# Supplied records
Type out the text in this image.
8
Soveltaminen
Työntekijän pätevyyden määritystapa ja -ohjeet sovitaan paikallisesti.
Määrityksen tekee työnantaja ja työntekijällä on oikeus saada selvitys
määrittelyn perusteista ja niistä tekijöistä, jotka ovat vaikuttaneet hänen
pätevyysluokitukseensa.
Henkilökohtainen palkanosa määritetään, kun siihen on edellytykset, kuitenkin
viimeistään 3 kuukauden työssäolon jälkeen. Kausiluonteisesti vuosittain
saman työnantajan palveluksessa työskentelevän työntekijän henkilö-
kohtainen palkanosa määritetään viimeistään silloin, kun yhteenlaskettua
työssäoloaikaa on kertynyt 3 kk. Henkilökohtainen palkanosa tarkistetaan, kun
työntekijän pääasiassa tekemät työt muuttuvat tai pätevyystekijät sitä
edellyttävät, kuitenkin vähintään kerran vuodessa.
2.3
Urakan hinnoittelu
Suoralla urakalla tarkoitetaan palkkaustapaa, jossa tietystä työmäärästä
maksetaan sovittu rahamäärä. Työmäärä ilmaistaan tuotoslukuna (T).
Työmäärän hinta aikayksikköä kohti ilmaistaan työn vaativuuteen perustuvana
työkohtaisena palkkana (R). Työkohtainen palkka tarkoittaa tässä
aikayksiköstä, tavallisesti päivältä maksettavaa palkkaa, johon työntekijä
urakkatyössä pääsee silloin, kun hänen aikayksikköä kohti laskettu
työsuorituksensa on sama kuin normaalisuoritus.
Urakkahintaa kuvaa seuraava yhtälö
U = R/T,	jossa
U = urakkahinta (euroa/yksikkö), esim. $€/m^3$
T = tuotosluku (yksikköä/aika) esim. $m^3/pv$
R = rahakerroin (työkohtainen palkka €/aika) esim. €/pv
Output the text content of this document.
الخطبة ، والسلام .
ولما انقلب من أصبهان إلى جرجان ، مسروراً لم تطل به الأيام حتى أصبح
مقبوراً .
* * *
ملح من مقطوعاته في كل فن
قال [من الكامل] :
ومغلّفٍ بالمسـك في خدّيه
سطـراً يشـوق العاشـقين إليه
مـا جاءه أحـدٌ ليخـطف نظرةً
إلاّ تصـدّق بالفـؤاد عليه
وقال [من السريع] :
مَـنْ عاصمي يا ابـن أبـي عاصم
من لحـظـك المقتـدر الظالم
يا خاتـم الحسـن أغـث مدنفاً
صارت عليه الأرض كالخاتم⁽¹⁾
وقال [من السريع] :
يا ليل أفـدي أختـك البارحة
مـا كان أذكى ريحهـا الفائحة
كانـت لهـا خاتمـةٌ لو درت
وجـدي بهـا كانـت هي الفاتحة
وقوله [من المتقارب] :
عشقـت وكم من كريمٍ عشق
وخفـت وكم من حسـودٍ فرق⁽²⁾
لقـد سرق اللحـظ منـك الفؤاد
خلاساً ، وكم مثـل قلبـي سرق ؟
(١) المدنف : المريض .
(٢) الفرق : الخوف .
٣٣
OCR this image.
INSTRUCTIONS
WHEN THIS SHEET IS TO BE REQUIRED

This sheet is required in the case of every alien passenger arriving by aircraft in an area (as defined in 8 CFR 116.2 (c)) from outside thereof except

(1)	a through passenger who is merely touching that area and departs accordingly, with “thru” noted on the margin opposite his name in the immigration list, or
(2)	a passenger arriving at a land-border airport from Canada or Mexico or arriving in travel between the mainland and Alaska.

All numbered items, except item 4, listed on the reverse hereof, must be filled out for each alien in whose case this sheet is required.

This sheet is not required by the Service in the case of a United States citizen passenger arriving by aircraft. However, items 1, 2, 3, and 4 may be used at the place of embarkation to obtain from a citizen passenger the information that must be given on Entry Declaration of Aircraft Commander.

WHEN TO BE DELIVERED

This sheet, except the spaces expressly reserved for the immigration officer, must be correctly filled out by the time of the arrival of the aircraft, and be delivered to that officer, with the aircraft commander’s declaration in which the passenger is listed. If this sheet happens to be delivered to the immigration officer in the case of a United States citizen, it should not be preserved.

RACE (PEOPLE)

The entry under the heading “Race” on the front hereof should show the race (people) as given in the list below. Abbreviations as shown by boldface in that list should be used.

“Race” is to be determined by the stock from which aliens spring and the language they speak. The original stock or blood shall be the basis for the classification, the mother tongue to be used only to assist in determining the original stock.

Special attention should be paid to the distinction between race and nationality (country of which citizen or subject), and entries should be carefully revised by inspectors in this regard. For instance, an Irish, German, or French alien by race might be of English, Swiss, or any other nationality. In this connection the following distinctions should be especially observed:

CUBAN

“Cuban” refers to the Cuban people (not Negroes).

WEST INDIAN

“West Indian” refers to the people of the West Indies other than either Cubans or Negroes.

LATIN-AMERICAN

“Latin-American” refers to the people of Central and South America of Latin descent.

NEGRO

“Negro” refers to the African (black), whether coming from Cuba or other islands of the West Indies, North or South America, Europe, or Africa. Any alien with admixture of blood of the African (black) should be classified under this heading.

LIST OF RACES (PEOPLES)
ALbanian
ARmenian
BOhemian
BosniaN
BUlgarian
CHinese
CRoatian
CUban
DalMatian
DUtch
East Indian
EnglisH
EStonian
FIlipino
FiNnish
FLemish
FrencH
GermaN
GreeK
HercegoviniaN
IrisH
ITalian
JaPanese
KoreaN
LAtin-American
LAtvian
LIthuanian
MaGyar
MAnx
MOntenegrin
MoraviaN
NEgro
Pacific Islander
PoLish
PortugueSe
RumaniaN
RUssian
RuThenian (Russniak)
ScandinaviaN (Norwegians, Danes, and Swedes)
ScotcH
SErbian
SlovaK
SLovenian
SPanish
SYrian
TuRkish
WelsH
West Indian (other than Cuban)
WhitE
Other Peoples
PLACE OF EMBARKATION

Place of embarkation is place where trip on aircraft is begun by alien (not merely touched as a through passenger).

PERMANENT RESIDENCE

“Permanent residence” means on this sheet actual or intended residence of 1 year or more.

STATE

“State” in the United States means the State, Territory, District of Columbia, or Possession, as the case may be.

# Goal
Reproduce the full set of records precisely.

# The reply
Type out the text in this image.
8
Soveltaminen
Työntekijän pätevyyden määritystapa ja -ohjeet sovitaan paikallisesti.
Määrityksen tekee työnantaja ja työntekijällä on oikeus saada selvitys
määrittelyn perusteista ja niistä tekijöistä, jotka ovat vaikuttaneet hänen
pätevyysluokitukseensa.
Henkilökohtainen palkanosa määritetään, kun siihen on edellytykset, kuitenkin
viimeistään 3 kuukauden työssäolon jälkeen. Kausiluonteisesti vuosittain
saman työnantajan palveluksessa työskentelevän työntekijän henkilö-
kohtainen palkanosa määritetään viimeistään silloin, kun yhteenlaskettua
työssäoloaikaa on kertynyt 3 kk. Henkilökohtainen palkanosa tarkistetaan, kun
työntekijän pääasiassa tekemät työt muuttuvat tai pätevyystekijät sitä
edellyttävät, kuitenkin vähintään kerran vuodessa.
2.3
Urakan hinnoittelu
Suoralla urakalla tarkoitetaan palkkaustapaa, jossa tietystä työmäärästä
maksetaan sovittu rahamäärä. Työmäärä ilmaistaan tuotoslukuna (T).
Työmäärän hinta aikayksikköä kohti ilmaistaan työn vaativuuteen perustuvana
työkohtaisena palkkana (R). Työkohtainen palkka tarkoittaa tässä
aikayksiköstä, tavallisesti päivältä maksettavaa palkkaa, johon työntekijä
urakkatyössä pääsee silloin, kun hänen aikayksikköä kohti laskettu
työsuorituksensa on sama kuin normaalisuoritus.
Urakkahintaa kuvaa seuraava yhtälö
U = R/T,	jossa
U = urakkahinta (euroa/yksikkö), esim. $€/m^3$
T = tuotosluku (yksikköä/aika) esim. $m^3/pv$
R = rahakerroin (työkohtainen palkka €/aika) esim. €/pv
Output the text content of this document.
الخطبة ، والسلام .
ولما انقلب من أصبهان إلى جرجان ، مسروراً لم تطل به الأيام حتى أصبح
مقبوراً .
* * *
ملح من مقطوعاته في كل فن
قال [من الكامل] :
ومغلّفٍ بالمسـك في خدّيه
سطـراً يشـوق العاشـقين إليه
مـا جاءه أحـدٌ ليخـطف نظرةً
إلاّ تصـدّق بالفـؤاد عليه
وقال [من السريع] :
مَـنْ عاصمي يا ابـن أبـي عاصم
من لحـظـك المقتـدر الظالم
يا خاتـم الحسـن أغـث مدنفاً
صارت عليه الأرض كالخاتم⁽¹⁾
وقال [من السريع] :
يا ليل أفـدي أختـك البارحة
مـا كان أذكى ريحهـا الفائحة
كانـت لهـا خاتمـةٌ لو درت
وجـدي بهـا كانـت هي الفاتحة
وقوله [من المتقارب] :
عشقـت وكم من كريمٍ عشق
وخفـت وكم من حسـودٍ فرق⁽²⁾
لقـد سرق اللحـظ منـك الفؤاد
خلاساً ، وكم مثـل قلبـي سرق ؟
(١) المدنف : المريض .
(٢) الفرق : الخوف .
٣٣
OCR this image.
INSTRUCTIONS
WHEN THIS SHEET IS TO BE REQUIRED

This sheet is required in the case of every alien passenger arriving by aircraft in an area (as defined in 8 CFR 116.2 (c)) from outside thereof except

(1)	a through passenger who is merely touching that area and departs accordingly, with “thru” noted on the margin opposite his name in the immigration list, or
(2)	a passenger arriving at a land-border airport from Canada or Mexico or arriving in travel between the mainland and Alaska.

All numbered items, except item 4, listed on the reverse hereof, must be filled out for each alien in whose case this sheet is required.

This sheet is not required by the Service in the case of a United States citizen passenger arriving by aircraft. However, items 1, 2, 3, and 4 may be used at the place of embarkation to obtain from a citizen passenger the information that must be given on Entry Declaration of Aircraft Commander.

WHEN TO BE DELIVERED

This sheet, except the spaces expressly reserved for the immigration officer, must be correctly filled out by the time of the arrival of the aircraft, and be delivered to that officer, with the aircraft commander’s declaration in which the passenger is listed. If this sheet happens to be delivered to the immigration officer in the case of a United States citizen, it should not be preserved.

RACE (PEOPLE)

The entry under the heading “Race” on the front hereof should show the race (people) as given in the list below. Abbreviations as shown by boldface in that list should be used.

“Race” is to be determined by the stock from which aliens spring and the language they speak. The original stock or blood shall be the basis for the classification, the mother tongue to be used only to assist in determining the original stock.

Special attention should be paid to the distinction between race and nationality (country of which citizen or subject), and entries should be carefully revised by inspectors in this regard. For instance, an Irish, German, or French alien by race might be of English, Swiss, or any other nationality. In this connection the following distinctions should be especially observed:

CUBAN

“Cuban” refers to the Cuban people (not Negroes).

WEST INDIAN

“West Indian” refers to the people of the West Indies other than either Cubans or Negroes.

LATIN-AMERICAN

“Latin-American” refers to the people of Central and South America of Latin descent.

NEGRO

“Negro” refers to the African (black), whether coming from Cuba or other islands of the West Indies, North or South America, Europe, or Africa. Any alien with admixture of blood of the African (black) should be classified under this heading.

LIST OF RACES (PEOPLES)
ALbanian
ARmenian
BOhemian
BosniaN
BUlgarian
CHinese
CRoatian
CUban
DalMatian
DUtch
East Indian
EnglisH
EStonian
FIlipino
FiNnish
FLemish
FrencH
GermaN
GreeK
HercegoviniaN
IrisH
ITalian
JaPanese
KoreaN
LAtin-American
LAtvian
LIthuanian
MaGyar
MAnx
MOntenegrin
MoraviaN
NEgro
Pacific Islander
PoLish
PortugueSe
RumaniaN
RUssian
RuThenian (Russniak)
ScandinaviaN (Norwegians, Danes, and Swedes)
ScotcH
SErbian
SlovaK
SLovenian
SPanish
SYrian
TuRkish
WelsH
West Indian (other than Cuban)
WhitE
Other Peoples
PLACE OF EMBARKATION

Place of embarkation is place where trip on aircraft is begun by alien (not merely touched as a through passenger).

PERMANENT RESIDENCE

“Permanent residence” means on this sheet actual or intended residence of 1 year or more.

STATE

“State” in the United States means the State, Territory, District of Columbia, or Possession, as the case may be.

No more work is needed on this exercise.